[読む抜粋]
>>>

11章オラクル

 この章では、イーサリアムのスマートコントラクトに外部データソースを提供するオラクル(oracle)について見ていきます。「オラクル」という言葉はギリシア神話に由来しており、未来を見通すことができる神と連絡を取る者を指しています。ブロックチェーンの文脈では、オラクルはイーサリアムの外部の質問に答えることができるシステムを指します。理想的なオラクルは、トラストレス(trustless)なシステムです。これは、理想的なオラクルは非中央集権の原理に基づき動作するため、信頼する必要が無いということを意味します。

<<<

[表示された行]
>>>

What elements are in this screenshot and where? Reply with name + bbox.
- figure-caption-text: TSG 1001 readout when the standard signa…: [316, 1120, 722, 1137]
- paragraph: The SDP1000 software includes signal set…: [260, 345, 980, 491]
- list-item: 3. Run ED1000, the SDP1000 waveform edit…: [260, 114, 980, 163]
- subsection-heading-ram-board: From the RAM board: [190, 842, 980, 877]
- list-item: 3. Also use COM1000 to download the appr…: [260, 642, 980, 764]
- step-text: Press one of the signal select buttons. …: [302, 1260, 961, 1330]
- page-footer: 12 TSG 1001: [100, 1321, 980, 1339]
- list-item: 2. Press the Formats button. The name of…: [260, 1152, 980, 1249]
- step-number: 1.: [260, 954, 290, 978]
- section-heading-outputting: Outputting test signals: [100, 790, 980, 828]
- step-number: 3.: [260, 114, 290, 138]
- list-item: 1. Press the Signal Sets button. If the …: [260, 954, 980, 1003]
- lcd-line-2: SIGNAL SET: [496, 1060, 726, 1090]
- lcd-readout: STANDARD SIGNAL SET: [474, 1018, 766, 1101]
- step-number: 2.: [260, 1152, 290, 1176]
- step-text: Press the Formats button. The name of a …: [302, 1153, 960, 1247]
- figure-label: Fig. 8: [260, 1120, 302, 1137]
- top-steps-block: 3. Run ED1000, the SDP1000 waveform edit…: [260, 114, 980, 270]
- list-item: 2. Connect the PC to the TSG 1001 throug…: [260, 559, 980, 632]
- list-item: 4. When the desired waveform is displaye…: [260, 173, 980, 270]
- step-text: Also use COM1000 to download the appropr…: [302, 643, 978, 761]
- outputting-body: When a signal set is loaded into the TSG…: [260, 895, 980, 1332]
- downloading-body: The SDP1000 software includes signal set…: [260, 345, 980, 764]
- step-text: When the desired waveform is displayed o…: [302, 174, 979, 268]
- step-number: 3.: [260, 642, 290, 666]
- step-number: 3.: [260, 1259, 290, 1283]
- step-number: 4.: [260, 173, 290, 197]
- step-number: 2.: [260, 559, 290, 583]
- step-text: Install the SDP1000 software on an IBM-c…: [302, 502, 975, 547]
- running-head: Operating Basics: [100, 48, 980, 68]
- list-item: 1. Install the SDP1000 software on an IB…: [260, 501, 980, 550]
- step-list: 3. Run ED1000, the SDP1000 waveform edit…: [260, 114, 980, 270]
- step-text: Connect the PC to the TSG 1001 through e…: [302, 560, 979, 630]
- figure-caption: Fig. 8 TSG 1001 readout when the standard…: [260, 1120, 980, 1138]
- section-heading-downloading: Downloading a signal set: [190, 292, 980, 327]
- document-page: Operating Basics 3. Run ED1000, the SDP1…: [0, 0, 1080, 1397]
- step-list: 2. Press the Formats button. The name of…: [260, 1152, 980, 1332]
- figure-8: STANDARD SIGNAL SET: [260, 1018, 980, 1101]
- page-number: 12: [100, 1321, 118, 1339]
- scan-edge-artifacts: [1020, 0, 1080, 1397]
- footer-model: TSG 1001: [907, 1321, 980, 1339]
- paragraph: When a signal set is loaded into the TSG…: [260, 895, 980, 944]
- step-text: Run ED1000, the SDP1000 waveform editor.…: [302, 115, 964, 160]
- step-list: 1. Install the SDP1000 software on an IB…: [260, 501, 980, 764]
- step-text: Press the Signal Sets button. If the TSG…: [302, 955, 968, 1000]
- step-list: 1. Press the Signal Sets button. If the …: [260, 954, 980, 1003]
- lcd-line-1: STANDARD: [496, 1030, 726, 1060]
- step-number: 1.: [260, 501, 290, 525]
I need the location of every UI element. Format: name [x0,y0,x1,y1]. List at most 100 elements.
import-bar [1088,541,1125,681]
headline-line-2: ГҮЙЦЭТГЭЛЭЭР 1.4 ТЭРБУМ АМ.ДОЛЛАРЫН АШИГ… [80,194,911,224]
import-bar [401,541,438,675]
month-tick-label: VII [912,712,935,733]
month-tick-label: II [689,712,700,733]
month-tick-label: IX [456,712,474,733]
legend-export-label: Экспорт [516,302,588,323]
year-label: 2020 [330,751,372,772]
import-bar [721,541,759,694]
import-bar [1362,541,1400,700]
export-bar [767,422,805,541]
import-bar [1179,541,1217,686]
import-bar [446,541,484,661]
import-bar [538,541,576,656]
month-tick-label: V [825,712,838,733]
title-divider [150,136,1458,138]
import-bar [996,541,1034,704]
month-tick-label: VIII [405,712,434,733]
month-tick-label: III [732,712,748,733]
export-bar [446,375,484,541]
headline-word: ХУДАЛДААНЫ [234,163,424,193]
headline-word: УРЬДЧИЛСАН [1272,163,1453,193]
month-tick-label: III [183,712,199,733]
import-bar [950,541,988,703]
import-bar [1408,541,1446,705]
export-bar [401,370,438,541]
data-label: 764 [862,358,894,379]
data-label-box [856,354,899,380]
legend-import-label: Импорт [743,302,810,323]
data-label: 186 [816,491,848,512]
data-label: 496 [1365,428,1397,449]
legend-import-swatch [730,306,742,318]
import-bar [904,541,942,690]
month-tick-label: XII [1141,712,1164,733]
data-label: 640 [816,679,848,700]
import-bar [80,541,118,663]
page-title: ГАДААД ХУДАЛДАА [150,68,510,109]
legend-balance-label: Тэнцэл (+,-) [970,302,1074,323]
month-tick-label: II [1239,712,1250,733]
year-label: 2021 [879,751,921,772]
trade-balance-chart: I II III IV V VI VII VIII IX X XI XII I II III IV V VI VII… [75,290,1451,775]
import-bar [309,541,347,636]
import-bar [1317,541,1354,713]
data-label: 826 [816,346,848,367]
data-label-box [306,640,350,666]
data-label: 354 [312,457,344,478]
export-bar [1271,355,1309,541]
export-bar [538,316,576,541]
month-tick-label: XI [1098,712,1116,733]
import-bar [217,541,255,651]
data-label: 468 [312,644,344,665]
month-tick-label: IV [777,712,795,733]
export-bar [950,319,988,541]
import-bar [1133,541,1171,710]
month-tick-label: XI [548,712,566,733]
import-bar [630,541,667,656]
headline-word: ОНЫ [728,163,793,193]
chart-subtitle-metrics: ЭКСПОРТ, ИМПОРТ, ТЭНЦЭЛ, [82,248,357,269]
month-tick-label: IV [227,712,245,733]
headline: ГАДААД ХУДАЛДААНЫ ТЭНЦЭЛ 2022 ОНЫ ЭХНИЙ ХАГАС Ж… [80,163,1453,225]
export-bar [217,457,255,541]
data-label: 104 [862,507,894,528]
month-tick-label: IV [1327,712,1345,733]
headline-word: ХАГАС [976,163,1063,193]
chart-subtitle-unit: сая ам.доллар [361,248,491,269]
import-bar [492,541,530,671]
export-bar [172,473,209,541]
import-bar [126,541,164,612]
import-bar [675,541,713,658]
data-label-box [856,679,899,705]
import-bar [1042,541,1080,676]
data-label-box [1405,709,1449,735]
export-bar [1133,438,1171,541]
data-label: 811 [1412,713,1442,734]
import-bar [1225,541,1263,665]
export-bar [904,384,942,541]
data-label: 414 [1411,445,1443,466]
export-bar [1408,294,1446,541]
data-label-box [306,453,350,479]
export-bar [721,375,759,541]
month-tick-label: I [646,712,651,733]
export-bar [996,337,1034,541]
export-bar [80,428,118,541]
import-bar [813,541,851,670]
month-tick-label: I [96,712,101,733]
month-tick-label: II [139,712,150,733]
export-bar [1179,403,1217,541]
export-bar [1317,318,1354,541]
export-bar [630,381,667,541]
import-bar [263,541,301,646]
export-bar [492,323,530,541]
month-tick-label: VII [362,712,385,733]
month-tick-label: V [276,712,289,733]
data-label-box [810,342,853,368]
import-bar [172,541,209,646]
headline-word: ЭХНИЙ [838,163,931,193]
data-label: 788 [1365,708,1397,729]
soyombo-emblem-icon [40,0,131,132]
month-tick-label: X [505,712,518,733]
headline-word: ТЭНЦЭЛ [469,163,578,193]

<<<

[短い課題] イーサリアムのオラクルを扱った文章を、最後の文のあとから書き継いでください。

[課題の解答]
11.1 オラクルの必要性

 イーサリアムプラットフォームの重要なコンポーネントは、イーサリアム仮想マシン(EVM)です。EVMは、非中央集権型のネットワーク内の任意のノード上でプログラムを実行し、イーサリアムのステート(状態)を更新するもので、コンセンサスルールによって制約されています。コンセンサスを維持するために、EVMの実行は完全に決定論的であり、共有されたイーサリアムのステートと署名付きトランザクションのみに基づいていなければなりません。この特徴から2つの特に重要な結論が導かれます。1つ目は、EVMやスマートコントラクトが動作するための本質的なランダム源は存在しないということです。2つ目は、外部データはデータペイロードトランザクションとしてのみ導入されるということです。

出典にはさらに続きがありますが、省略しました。